== Task to complete ==
Return only the count of lines in which the word "Kwong" appears.
--- --- ---
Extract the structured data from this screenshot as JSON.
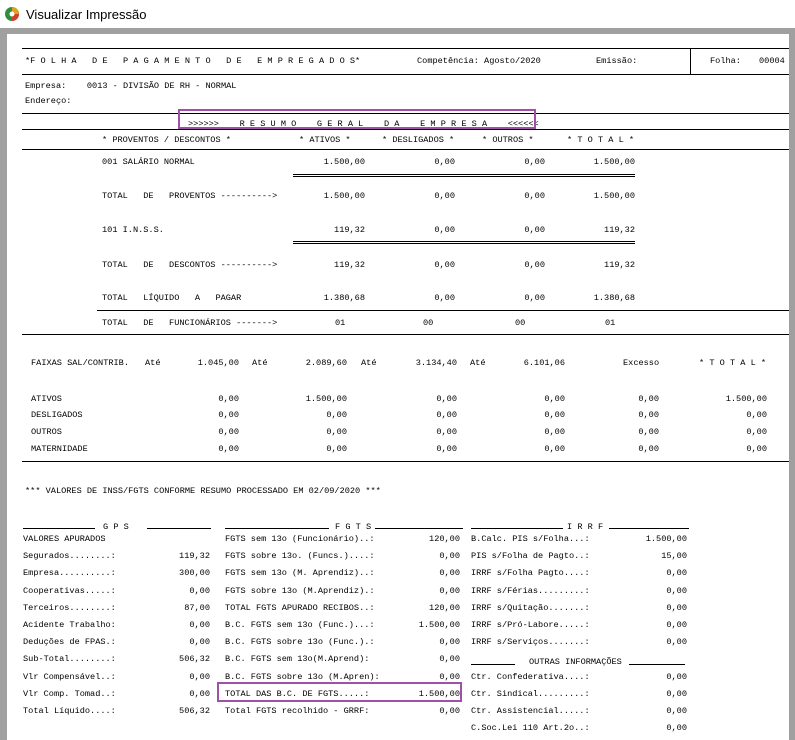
{
  "window": {
    "title": "Visualizar Impressão"
  },
  "header": {
    "report_title": "*F O L H A   D E   P A G A M E N T O   D E   E M P R E G A D O S*",
    "competencia": "Competência: Agosto/2020",
    "emissao": "Emissão:",
    "folha_label": "Folha:",
    "folha_value": "00004",
    "empresa": "Empresa:    0013 - DIVISÃO DE RH - NORMAL",
    "endereco": "Endereço:"
  },
  "resumo": {
    "title": ">>>>>>    R E S U M O    G E R A L    D A    E M P R E S A    <<<<<<",
    "col_proventos": "* PROVENTOS / DESCONTOS *",
    "col_ativos": "* ATIVOS *",
    "col_desligados": "* DESLIGADOS *",
    "col_outros": "* OUTROS *",
    "col_total": "* T O T A L *",
    "rows": [
      {
        "label": "001 SALÁRIO NORMAL",
        "ativos": "1.500,00",
        "desligados": "0,00",
        "outros": "0,00",
        "total": "1.500,00"
      },
      {
        "label": "TOTAL   DE   PROVENTOS ---------->",
        "ativos": "1.500,00",
        "desligados": "0,00",
        "outros": "0,00",
        "total": "1.500,00"
      },
      {
        "label": "101 I.N.S.S.",
        "ativos": "119,32",
        "desligados": "0,00",
        "outros": "0,00",
        "total": "119,32"
      },
      {
        "label": "TOTAL   DE   DESCONTOS ---------->",
        "ativos": "119,32",
        "desligados": "0,00",
        "outros": "0,00",
        "total": "119,32"
      },
      {
        "label": "TOTAL   LÍQUIDO   A   PAGAR",
        "ativos": "1.380,68",
        "desligados": "0,00",
        "outros": "0,00",
        "total": "1.380,68"
      },
      {
        "label": "TOTAL   DE   FUNCIONÁRIOS ------->",
        "ativos": "01",
        "desligados": "00",
        "outros": "00",
        "total": "01"
      }
    ]
  },
  "faixas": {
    "header_label": "FAIXAS SAL/CONTRIB.",
    "ate": "Até",
    "limits": [
      "1.045,00",
      "2.089,60",
      "3.134,40",
      "6.101,06"
    ],
    "excesso": "Excesso",
    "total": "* T O T A L *",
    "rows": [
      {
        "label": "ATIVOS",
        "values": [
          "0,00",
          "1.500,00",
          "0,00",
          "0,00",
          "0,00",
          "1.500,00"
        ]
      },
      {
        "label": "DESLIGADOS",
        "values": [
          "0,00",
          "0,00",
          "0,00",
          "0,00",
          "0,00",
          "0,00"
        ]
      },
      {
        "label": "OUTROS",
        "values": [
          "0,00",
          "0,00",
          "0,00",
          "0,00",
          "0,00",
          "0,00"
        ]
      },
      {
        "label": "MATERNIDADE",
        "values": [
          "0,00",
          "0,00",
          "0,00",
          "0,00",
          "0,00",
          "0,00"
        ]
      }
    ]
  },
  "valores_title": "*** VALORES DE INSS/FGTS CONFORME RESUMO PROCESSADO EM 02/09/2020 ***",
  "gps": {
    "title": "G P S",
    "rows": [
      {
        "label": "VALORES APURADOS",
        "value": ""
      },
      {
        "label": "Segurados........:",
        "value": "119,32"
      },
      {
        "label": "Empresa..........:",
        "value": "300,00"
      },
      {
        "label": "Cooperativas.....:",
        "value": "0,00"
      },
      {
        "label": "Terceiros........:",
        "value": "87,00"
      },
      {
        "label": "Acidente Trabalho:",
        "value": "0,00"
      },
      {
        "label": "Deduções de FPAS.:",
        "value": "0,00"
      },
      {
        "label": "Sub-Total........:",
        "value": "506,32"
      },
      {
        "label": "Vlr Compensável..:",
        "value": "0,00"
      },
      {
        "label": "Vlr Comp. Tomad..:",
        "value": "0,00"
      },
      {
        "label": "Total Líquido....:",
        "value": "506,32"
      }
    ]
  },
  "fgts": {
    "title": "F G T S",
    "rows": [
      {
        "label": "FGTS sem 13o (Funcionário)..:",
        "value": "120,00"
      },
      {
        "label": "FGTS sobre 13o. (Funcs.)....:",
        "value": "0,00"
      },
      {
        "label": "FGTS sem 13o (M. Aprendiz)..:",
        "value": "0,00"
      },
      {
        "label": "FGTS sobre 13o (M.Aprendiz).:",
        "value": "0,00"
      },
      {
        "label": "TOTAL FGTS APURADO RECIBOS..:",
        "value": "120,00"
      },
      {
        "label": "B.C. FGTS sem 13o (Func.)...:",
        "value": "1.500,00"
      },
      {
        "label": "B.C. FGTS sobre 13o (Func.).:",
        "value": "0,00"
      },
      {
        "label": "B.C. FGTS sem 13o(M.Aprend):",
        "value": "0,00"
      },
      {
        "label": "B.C. FGTS sobre 13o (M.Apren):",
        "value": "0,00"
      },
      {
        "label": "TOTAL DAS B.C. DE FGTS.....:",
        "value": "1.500,00"
      },
      {
        "label": "Total FGTS recolhido - GRRF:",
        "value": "0,00"
      }
    ]
  },
  "irrf": {
    "title": "I R R F",
    "rows": [
      {
        "label": "B.Calc. PIS s/Folha...:",
        "value": "1.500,00"
      },
      {
        "label": "PIS s/Folha de Pagto..:",
        "value": "15,00"
      },
      {
        "label": "IRRF s/Folha Pagto....:",
        "value": "0,00"
      },
      {
        "label": "IRRF s/Férias.........:",
        "value": "0,00"
      },
      {
        "label": "IRRF s/Quitação.......:",
        "value": "0,00"
      },
      {
        "label": "IRRF s/Pró-Labore.....:",
        "value": "0,00"
      },
      {
        "label": "IRRF s/Serviços.......:",
        "value": "0,00"
      }
    ],
    "outras_title": "OUTRAS INFORMAÇÕES",
    "outras_rows": [
      {
        "label": "Ctr. Confederativa....:",
        "value": "0,00"
      },
      {
        "label": "Ctr. Sindical.........:",
        "value": "0,00"
      },
      {
        "label": "Ctr. Assistencial.....:",
        "value": "0,00"
      },
      {
        "label": "C.Soc.Lei 110 Art.2o..:",
        "value": "0,00"
      }
    ]
  },
  "colors": {
    "highlight": "#a050a8",
    "frame": "#a0a0a0"
  }
}
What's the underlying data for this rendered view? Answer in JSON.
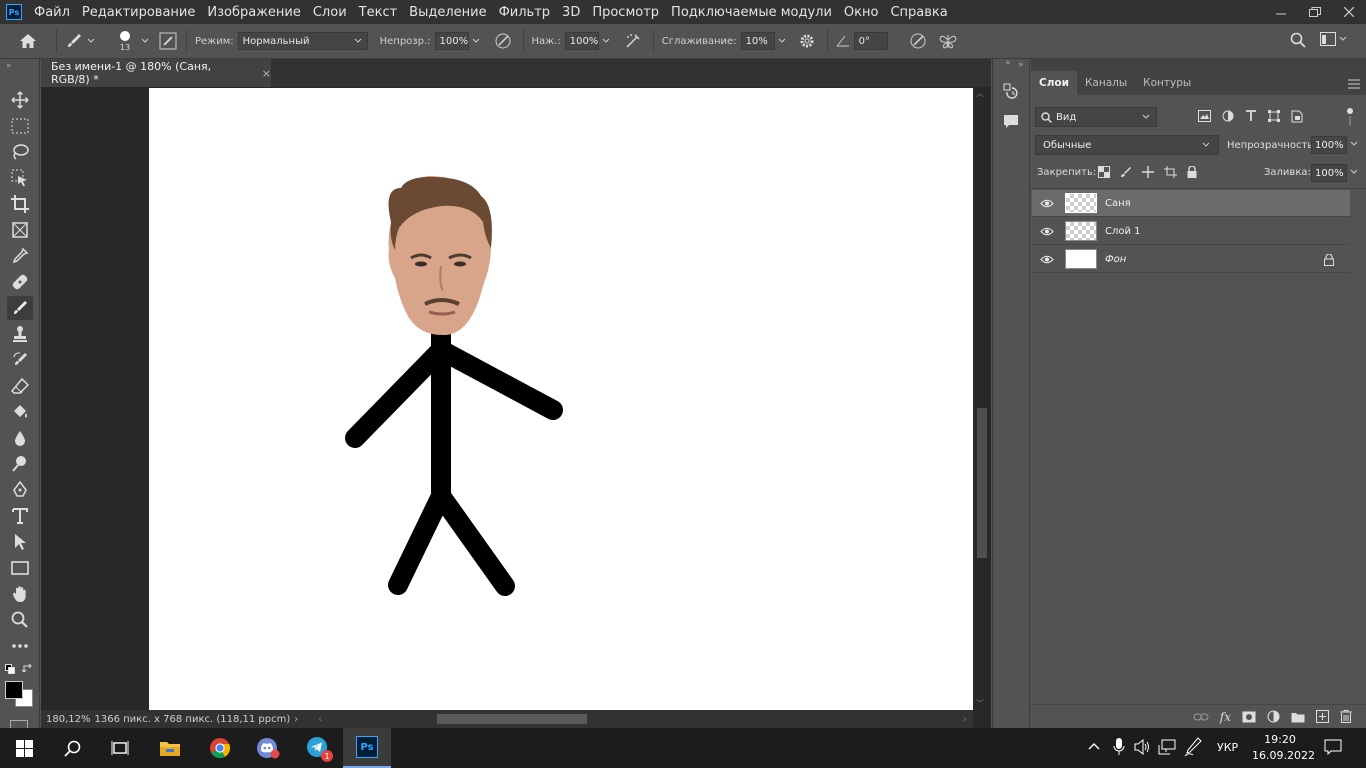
{
  "menu": {
    "items": [
      "Файл",
      "Редактирование",
      "Изображение",
      "Слои",
      "Текст",
      "Выделение",
      "Фильтр",
      "3D",
      "Просмотр",
      "Подключаемые модули",
      "Окно",
      "Справка"
    ],
    "logo": "Ps"
  },
  "options": {
    "brush_size": "13",
    "mode_label": "Режим:",
    "mode_value": "Нормальный",
    "opacity_label": "Непрозр.:",
    "opacity_value": "100%",
    "flow_label": "Наж.:",
    "flow_value": "100%",
    "smoothing_label": "Сглаживание:",
    "smoothing_value": "10%",
    "angle_value": "0°"
  },
  "document": {
    "tab_title": "Без имени-1 @ 180% (Саня, RGB/8) *",
    "status_zoom": "180,12%",
    "status_info": "1366 пикс. x 768 пикс. (118,11 ppcm)"
  },
  "layers_panel": {
    "tabs": [
      "Слои",
      "Каналы",
      "Контуры"
    ],
    "filter_label": "Вид",
    "blend_mode": "Обычные",
    "opacity_label": "Непрозрачность:",
    "opacity_value": "100%",
    "lock_label": "Закрепить:",
    "fill_label": "Заливка:",
    "fill_value": "100%",
    "layers": [
      {
        "name": "Саня",
        "selected": true,
        "locked": false
      },
      {
        "name": "Слой 1",
        "selected": false,
        "locked": false
      },
      {
        "name": "Фон",
        "selected": false,
        "locked": true
      }
    ]
  },
  "taskbar": {
    "language": "УКР",
    "time": "19:20",
    "date": "16.09.2022",
    "telegram_badge": "1"
  },
  "colors": {
    "accent": "#31a8ff",
    "panel": "#535353",
    "dark": "#323232"
  }
}
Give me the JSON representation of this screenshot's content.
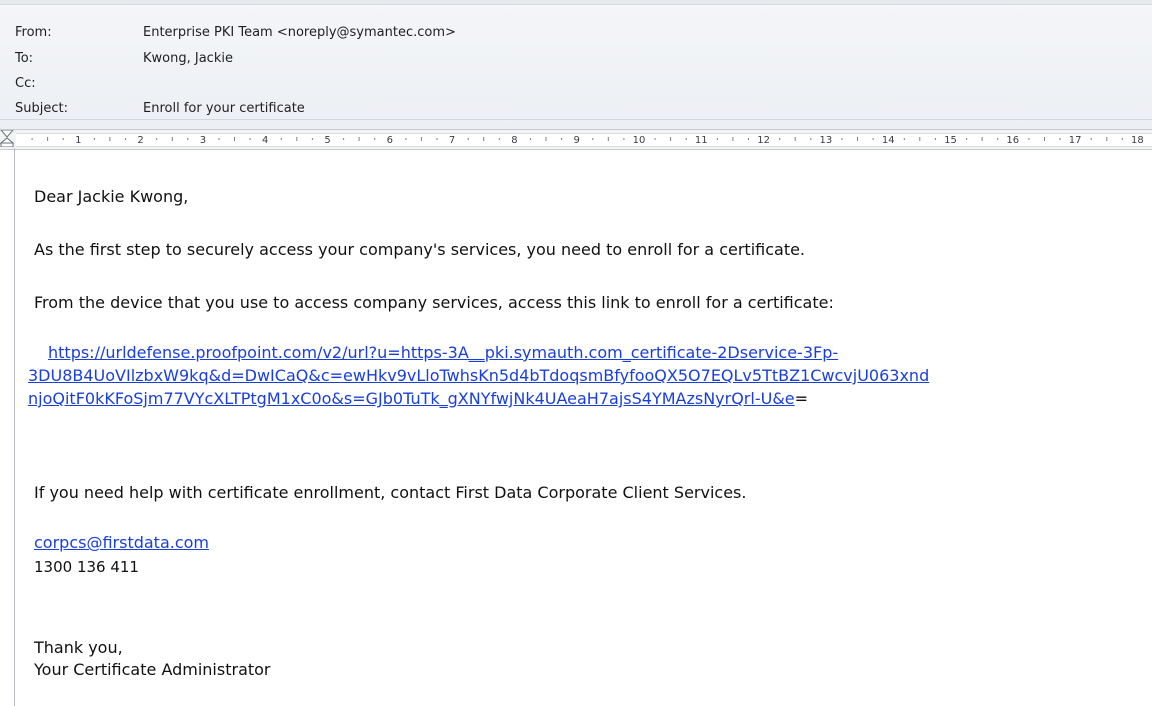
{
  "header": {
    "from_label": "From:",
    "from_value": "Enterprise PKI Team <noreply@symantec.com>",
    "to_label": "To:",
    "to_value": "Kwong, Jackie",
    "cc_label": "Cc:",
    "cc_value": "",
    "subject_label": "Subject:",
    "subject_value": "Enroll for your certificate"
  },
  "ruler": {
    "numbers": [
      "1",
      "2",
      "3",
      "4",
      "5",
      "6",
      "7",
      "8",
      "9",
      "10",
      "11",
      "12",
      "13",
      "14",
      "15",
      "16",
      "17",
      "18"
    ]
  },
  "body": {
    "greeting": "Dear Jackie Kwong,",
    "para1": "As the first step to securely access your company's services, you need to enroll for a certificate.",
    "para2": "From the device that you use to access company services, access this link to enroll for a certificate:",
    "link_line1": "https://urldefense.proofpoint.com/v2/url?u=https-3A__pki.symauth.com_certificate-2Dservice-3Fp-",
    "link_line2": "3DU8B4UoVIlzbxW9kq&d=DwICaQ&c=ewHkv9vLloTwhsKn5d4bTdoqsmBfyfooQX5O7EQLv5TtBZ1CwcvjU063xnd",
    "link_line3": "njoQitF0kKFoSjm77VYcXLTPtgM1xC0o&s=GJb0TuTk_gXNYfwjNk4UAeaH7ajsS4YMAzsNyrQrl-U&e",
    "link_tail": "=",
    "help_text": "If you need help with certificate enrollment, contact First Data Corporate Client Services.",
    "contact_email": "corpcs@firstdata.com",
    "contact_phone": "1300 136 411",
    "thanks": "Thank you,",
    "signature": "Your Certificate Administrator"
  },
  "colors": {
    "link": "#1a3fd6",
    "header_bg": "#eceff3",
    "text": "#111111"
  }
}
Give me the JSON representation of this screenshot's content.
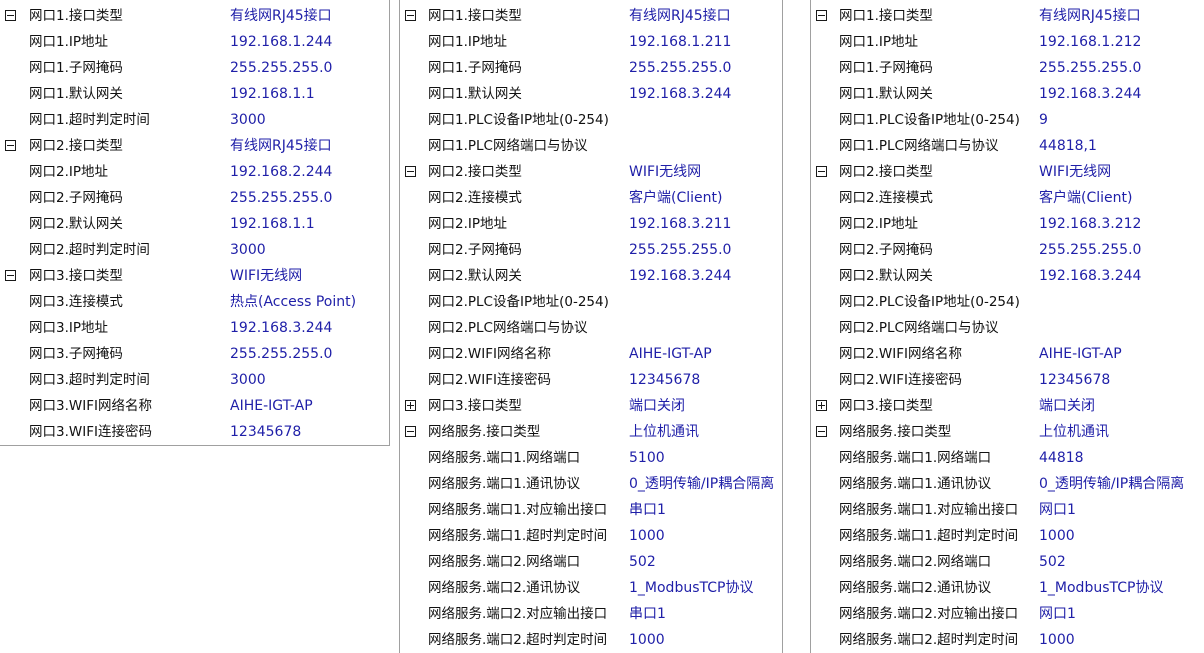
{
  "panels": [
    {
      "rows": [
        {
          "label": "网口1.接口类型",
          "value": "有线网RJ45接口",
          "toggle": "minus"
        },
        {
          "label": "网口1.IP地址",
          "value": "192.168.1.244"
        },
        {
          "label": "网口1.子网掩码",
          "value": "255.255.255.0"
        },
        {
          "label": "网口1.默认网关",
          "value": "192.168.1.1"
        },
        {
          "label": "网口1.超时判定时间",
          "value": "3000"
        },
        {
          "label": "网口2.接口类型",
          "value": "有线网RJ45接口",
          "toggle": "minus"
        },
        {
          "label": "网口2.IP地址",
          "value": "192.168.2.244"
        },
        {
          "label": "网口2.子网掩码",
          "value": "255.255.255.0"
        },
        {
          "label": "网口2.默认网关",
          "value": "192.168.1.1"
        },
        {
          "label": "网口2.超时判定时间",
          "value": "3000"
        },
        {
          "label": "网口3.接口类型",
          "value": "WIFI无线网",
          "toggle": "minus"
        },
        {
          "label": "网口3.连接模式",
          "value": "热点(Access Point)"
        },
        {
          "label": "网口3.IP地址",
          "value": "192.168.3.244"
        },
        {
          "label": "网口3.子网掩码",
          "value": "255.255.255.0"
        },
        {
          "label": "网口3.超时判定时间",
          "value": "3000"
        },
        {
          "label": "网口3.WIFI网络名称",
          "value": "AIHE-IGT-AP"
        },
        {
          "label": "网口3.WIFI连接密码",
          "value": "12345678"
        }
      ]
    },
    {
      "rows": [
        {
          "label": "网口1.接口类型",
          "value": "有线网RJ45接口",
          "toggle": "minus"
        },
        {
          "label": "网口1.IP地址",
          "value": "192.168.1.211"
        },
        {
          "label": "网口1.子网掩码",
          "value": "255.255.255.0"
        },
        {
          "label": "网口1.默认网关",
          "value": "192.168.3.244"
        },
        {
          "label": "网口1.PLC设备IP地址(0-254)",
          "value": ""
        },
        {
          "label": "网口1.PLC网络端口与协议",
          "value": ""
        },
        {
          "label": "网口2.接口类型",
          "value": "WIFI无线网",
          "toggle": "minus"
        },
        {
          "label": "网口2.连接模式",
          "value": "客户端(Client)"
        },
        {
          "label": "网口2.IP地址",
          "value": "192.168.3.211"
        },
        {
          "label": "网口2.子网掩码",
          "value": "255.255.255.0"
        },
        {
          "label": "网口2.默认网关",
          "value": "192.168.3.244"
        },
        {
          "label": "网口2.PLC设备IP地址(0-254)",
          "value": ""
        },
        {
          "label": "网口2.PLC网络端口与协议",
          "value": ""
        },
        {
          "label": "网口2.WIFI网络名称",
          "value": "AIHE-IGT-AP"
        },
        {
          "label": "网口2.WIFI连接密码",
          "value": "12345678"
        },
        {
          "label": "网口3.接口类型",
          "value": "端口关闭",
          "toggle": "plus"
        },
        {
          "label": "网络服务.接口类型",
          "value": "上位机通讯",
          "toggle": "minus"
        },
        {
          "label": "网络服务.端口1.网络端口",
          "value": "5100"
        },
        {
          "label": "网络服务.端口1.通讯协议",
          "value": "0_透明传输/IP耦合隔离"
        },
        {
          "label": "网络服务.端口1.对应输出接口",
          "value": "串口1"
        },
        {
          "label": "网络服务.端口1.超时判定时间",
          "value": "1000"
        },
        {
          "label": "网络服务.端口2.网络端口",
          "value": "502"
        },
        {
          "label": "网络服务.端口2.通讯协议",
          "value": "1_ModbusTCP协议"
        },
        {
          "label": "网络服务.端口2.对应输出接口",
          "value": "串口1"
        },
        {
          "label": "网络服务.端口2.超时判定时间",
          "value": "1000"
        }
      ]
    },
    {
      "rows": [
        {
          "label": "网口1.接口类型",
          "value": "有线网RJ45接口",
          "toggle": "minus"
        },
        {
          "label": "网口1.IP地址",
          "value": "192.168.1.212"
        },
        {
          "label": "网口1.子网掩码",
          "value": "255.255.255.0"
        },
        {
          "label": "网口1.默认网关",
          "value": "192.168.3.244"
        },
        {
          "label": "网口1.PLC设备IP地址(0-254)",
          "value": "9"
        },
        {
          "label": "网口1.PLC网络端口与协议",
          "value": "44818,1"
        },
        {
          "label": "网口2.接口类型",
          "value": "WIFI无线网",
          "toggle": "minus"
        },
        {
          "label": "网口2.连接模式",
          "value": "客户端(Client)"
        },
        {
          "label": "网口2.IP地址",
          "value": "192.168.3.212"
        },
        {
          "label": "网口2.子网掩码",
          "value": "255.255.255.0"
        },
        {
          "label": "网口2.默认网关",
          "value": "192.168.3.244"
        },
        {
          "label": "网口2.PLC设备IP地址(0-254)",
          "value": ""
        },
        {
          "label": "网口2.PLC网络端口与协议",
          "value": ""
        },
        {
          "label": "网口2.WIFI网络名称",
          "value": "AIHE-IGT-AP"
        },
        {
          "label": "网口2.WIFI连接密码",
          "value": "12345678"
        },
        {
          "label": "网口3.接口类型",
          "value": "端口关闭",
          "toggle": "plus"
        },
        {
          "label": "网络服务.接口类型",
          "value": "上位机通讯",
          "toggle": "minus"
        },
        {
          "label": "网络服务.端口1.网络端口",
          "value": "44818"
        },
        {
          "label": "网络服务.端口1.通讯协议",
          "value": "0_透明传输/IP耦合隔离"
        },
        {
          "label": "网络服务.端口1.对应输出接口",
          "value": "网口1"
        },
        {
          "label": "网络服务.端口1.超时判定时间",
          "value": "1000"
        },
        {
          "label": "网络服务.端口2.网络端口",
          "value": "502"
        },
        {
          "label": "网络服务.端口2.通讯协议",
          "value": "1_ModbusTCP协议"
        },
        {
          "label": "网络服务.端口2.对应输出接口",
          "value": "网口1"
        },
        {
          "label": "网络服务.端口2.超时判定时间",
          "value": "1000"
        }
      ]
    }
  ]
}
--- --- ---
== Task result ==
2